%%

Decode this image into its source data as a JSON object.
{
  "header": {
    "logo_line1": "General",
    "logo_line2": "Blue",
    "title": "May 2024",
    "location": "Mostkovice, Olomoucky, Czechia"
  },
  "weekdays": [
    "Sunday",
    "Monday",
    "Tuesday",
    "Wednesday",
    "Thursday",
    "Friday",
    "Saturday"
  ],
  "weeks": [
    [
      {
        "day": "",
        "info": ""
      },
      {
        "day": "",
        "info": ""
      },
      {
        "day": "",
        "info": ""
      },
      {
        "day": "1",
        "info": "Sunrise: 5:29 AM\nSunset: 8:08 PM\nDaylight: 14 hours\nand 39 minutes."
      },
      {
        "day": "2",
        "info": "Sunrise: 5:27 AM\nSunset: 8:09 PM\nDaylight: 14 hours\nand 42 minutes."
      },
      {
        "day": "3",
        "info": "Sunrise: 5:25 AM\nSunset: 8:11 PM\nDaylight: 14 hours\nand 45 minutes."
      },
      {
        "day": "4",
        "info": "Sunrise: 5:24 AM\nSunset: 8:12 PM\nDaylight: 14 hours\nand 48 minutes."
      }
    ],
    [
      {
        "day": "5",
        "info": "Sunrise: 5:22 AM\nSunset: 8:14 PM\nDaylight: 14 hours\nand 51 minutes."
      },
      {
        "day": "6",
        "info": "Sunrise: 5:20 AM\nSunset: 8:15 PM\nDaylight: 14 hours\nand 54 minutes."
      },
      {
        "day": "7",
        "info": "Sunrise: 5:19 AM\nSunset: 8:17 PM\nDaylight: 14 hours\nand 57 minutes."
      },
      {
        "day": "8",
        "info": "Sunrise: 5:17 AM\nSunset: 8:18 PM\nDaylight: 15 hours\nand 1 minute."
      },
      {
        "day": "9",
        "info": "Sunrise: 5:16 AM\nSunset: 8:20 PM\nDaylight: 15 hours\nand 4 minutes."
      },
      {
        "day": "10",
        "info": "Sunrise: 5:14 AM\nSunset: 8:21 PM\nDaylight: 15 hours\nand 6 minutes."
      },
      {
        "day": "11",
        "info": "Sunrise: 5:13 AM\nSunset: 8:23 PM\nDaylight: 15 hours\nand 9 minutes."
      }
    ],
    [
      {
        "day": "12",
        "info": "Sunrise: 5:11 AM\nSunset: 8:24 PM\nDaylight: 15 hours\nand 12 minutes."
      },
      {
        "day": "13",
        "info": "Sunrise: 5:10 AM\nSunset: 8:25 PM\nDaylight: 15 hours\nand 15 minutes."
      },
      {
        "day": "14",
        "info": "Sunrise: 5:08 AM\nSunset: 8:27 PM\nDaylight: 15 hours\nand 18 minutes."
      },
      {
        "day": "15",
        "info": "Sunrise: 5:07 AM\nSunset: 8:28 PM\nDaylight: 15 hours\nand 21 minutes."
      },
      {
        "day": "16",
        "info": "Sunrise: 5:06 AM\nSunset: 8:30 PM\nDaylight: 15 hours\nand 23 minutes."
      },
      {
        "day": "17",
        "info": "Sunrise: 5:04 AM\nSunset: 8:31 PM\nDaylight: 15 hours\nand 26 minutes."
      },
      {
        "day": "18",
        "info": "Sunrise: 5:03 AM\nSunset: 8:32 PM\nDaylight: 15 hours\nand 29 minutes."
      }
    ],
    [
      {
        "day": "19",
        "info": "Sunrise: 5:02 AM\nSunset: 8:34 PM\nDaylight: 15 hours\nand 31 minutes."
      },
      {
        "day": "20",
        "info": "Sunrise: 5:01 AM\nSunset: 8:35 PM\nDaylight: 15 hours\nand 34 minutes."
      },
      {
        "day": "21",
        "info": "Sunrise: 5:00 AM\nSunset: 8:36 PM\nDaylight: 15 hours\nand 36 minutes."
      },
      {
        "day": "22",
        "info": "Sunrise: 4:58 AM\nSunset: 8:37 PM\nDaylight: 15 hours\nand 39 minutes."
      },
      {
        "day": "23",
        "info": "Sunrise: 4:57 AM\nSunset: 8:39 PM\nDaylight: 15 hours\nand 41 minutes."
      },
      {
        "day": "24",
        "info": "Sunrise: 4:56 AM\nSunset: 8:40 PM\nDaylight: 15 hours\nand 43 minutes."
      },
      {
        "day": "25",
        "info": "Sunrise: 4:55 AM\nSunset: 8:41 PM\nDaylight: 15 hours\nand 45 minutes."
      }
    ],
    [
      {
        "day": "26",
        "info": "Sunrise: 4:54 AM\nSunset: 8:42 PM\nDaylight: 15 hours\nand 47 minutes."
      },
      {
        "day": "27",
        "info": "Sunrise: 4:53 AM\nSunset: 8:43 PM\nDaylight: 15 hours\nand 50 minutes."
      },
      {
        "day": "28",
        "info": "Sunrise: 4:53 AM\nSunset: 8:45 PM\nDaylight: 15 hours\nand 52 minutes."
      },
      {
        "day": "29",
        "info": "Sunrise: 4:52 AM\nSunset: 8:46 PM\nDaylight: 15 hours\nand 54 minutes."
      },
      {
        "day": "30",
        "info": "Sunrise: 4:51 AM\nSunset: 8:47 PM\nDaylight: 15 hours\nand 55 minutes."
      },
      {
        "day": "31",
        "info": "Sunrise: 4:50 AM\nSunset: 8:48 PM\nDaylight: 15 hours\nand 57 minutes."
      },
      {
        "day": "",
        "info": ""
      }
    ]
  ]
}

%%

• Direction
Retype all the material above precisely, with no line left out.

• Output for this exercise
Decode this image into its source data as a JSON object.
{
  "header": {
    "logo_line1": "General",
    "logo_line2": "Blue",
    "title": "May 2024",
    "location": "Mostkovice, Olomoucky, Czechia"
  },
  "weekdays": [
    "Sunday",
    "Monday",
    "Tuesday",
    "Wednesday",
    "Thursday",
    "Friday",
    "Saturday"
  ],
  "weeks": [
    [
      {
        "day": "",
        "info": ""
      },
      {
        "day": "",
        "info": ""
      },
      {
        "day": "",
        "info": ""
      },
      {
        "day": "1",
        "info": "Sunrise: 5:29 AM\nSunset: 8:08 PM\nDaylight: 14 hours\nand 39 minutes."
      },
      {
        "day": "2",
        "info": "Sunrise: 5:27 AM\nSunset: 8:09 PM\nDaylight: 14 hours\nand 42 minutes."
      },
      {
        "day": "3",
        "info": "Sunrise: 5:25 AM\nSunset: 8:11 PM\nDaylight: 14 hours\nand 45 minutes."
      },
      {
        "day": "4",
        "info": "Sunrise: 5:24 AM\nSunset: 8:12 PM\nDaylight: 14 hours\nand 48 minutes."
      }
    ],
    [
      {
        "day": "5",
        "info": "Sunrise: 5:22 AM\nSunset: 8:14 PM\nDaylight: 14 hours\nand 51 minutes."
      },
      {
        "day": "6",
        "info": "Sunrise: 5:20 AM\nSunset: 8:15 PM\nDaylight: 14 hours\nand 54 minutes."
      },
      {
        "day": "7",
        "info": "Sunrise: 5:19 AM\nSunset: 8:17 PM\nDaylight: 14 hours\nand 57 minutes."
      },
      {
        "day": "8",
        "info": "Sunrise: 5:17 AM\nSunset: 8:18 PM\nDaylight: 15 hours\nand 1 minute."
      },
      {
        "day": "9",
        "info": "Sunrise: 5:16 AM\nSunset: 8:20 PM\nDaylight: 15 hours\nand 4 minutes."
      },
      {
        "day": "10",
        "info": "Sunrise: 5:14 AM\nSunset: 8:21 PM\nDaylight: 15 hours\nand 6 minutes."
      },
      {
        "day": "11",
        "info": "Sunrise: 5:13 AM\nSunset: 8:23 PM\nDaylight: 15 hours\nand 9 minutes."
      }
    ],
    [
      {
        "day": "12",
        "info": "Sunrise: 5:11 AM\nSunset: 8:24 PM\nDaylight: 15 hours\nand 12 minutes."
      },
      {
        "day": "13",
        "info": "Sunrise: 5:10 AM\nSunset: 8:25 PM\nDaylight: 15 hours\nand 15 minutes."
      },
      {
        "day": "14",
        "info": "Sunrise: 5:08 AM\nSunset: 8:27 PM\nDaylight: 15 hours\nand 18 minutes."
      },
      {
        "day": "15",
        "info": "Sunrise: 5:07 AM\nSunset: 8:28 PM\nDaylight: 15 hours\nand 21 minutes."
      },
      {
        "day": "16",
        "info": "Sunrise: 5:06 AM\nSunset: 8:30 PM\nDaylight: 15 hours\nand 23 minutes."
      },
      {
        "day": "17",
        "info": "Sunrise: 5:04 AM\nSunset: 8:31 PM\nDaylight: 15 hours\nand 26 minutes."
      },
      {
        "day": "18",
        "info": "Sunrise: 5:03 AM\nSunset: 8:32 PM\nDaylight: 15 hours\nand 29 minutes."
      }
    ],
    [
      {
        "day": "19",
        "info": "Sunrise: 5:02 AM\nSunset: 8:34 PM\nDaylight: 15 hours\nand 31 minutes."
      },
      {
        "day": "20",
        "info": "Sunrise: 5:01 AM\nSunset: 8:35 PM\nDaylight: 15 hours\nand 34 minutes."
      },
      {
        "day": "21",
        "info": "Sunrise: 5:00 AM\nSunset: 8:36 PM\nDaylight: 15 hours\nand 36 minutes."
      },
      {
        "day": "22",
        "info": "Sunrise: 4:58 AM\nSunset: 8:37 PM\nDaylight: 15 hours\nand 39 minutes."
      },
      {
        "day": "23",
        "info": "Sunrise: 4:57 AM\nSunset: 8:39 PM\nDaylight: 15 hours\nand 41 minutes."
      },
      {
        "day": "24",
        "info": "Sunrise: 4:56 AM\nSunset: 8:40 PM\nDaylight: 15 hours\nand 43 minutes."
      },
      {
        "day": "25",
        "info": "Sunrise: 4:55 AM\nSunset: 8:41 PM\nDaylight: 15 hours\nand 45 minutes."
      }
    ],
    [
      {
        "day": "26",
        "info": "Sunrise: 4:54 AM\nSunset: 8:42 PM\nDaylight: 15 hours\nand 47 minutes."
      },
      {
        "day": "27",
        "info": "Sunrise: 4:53 AM\nSunset: 8:43 PM\nDaylight: 15 hours\nand 50 minutes."
      },
      {
        "day": "28",
        "info": "Sunrise: 4:53 AM\nSunset: 8:45 PM\nDaylight: 15 hours\nand 52 minutes."
      },
      {
        "day": "29",
        "info": "Sunrise: 4:52 AM\nSunset: 8:46 PM\nDaylight: 15 hours\nand 54 minutes."
      },
      {
        "day": "30",
        "info": "Sunrise: 4:51 AM\nSunset: 8:47 PM\nDaylight: 15 hours\nand 55 minutes."
      },
      {
        "day": "31",
        "info": "Sunrise: 4:50 AM\nSunset: 8:48 PM\nDaylight: 15 hours\nand 57 minutes."
      },
      {
        "day": "",
        "info": ""
      }
    ]
  ]
}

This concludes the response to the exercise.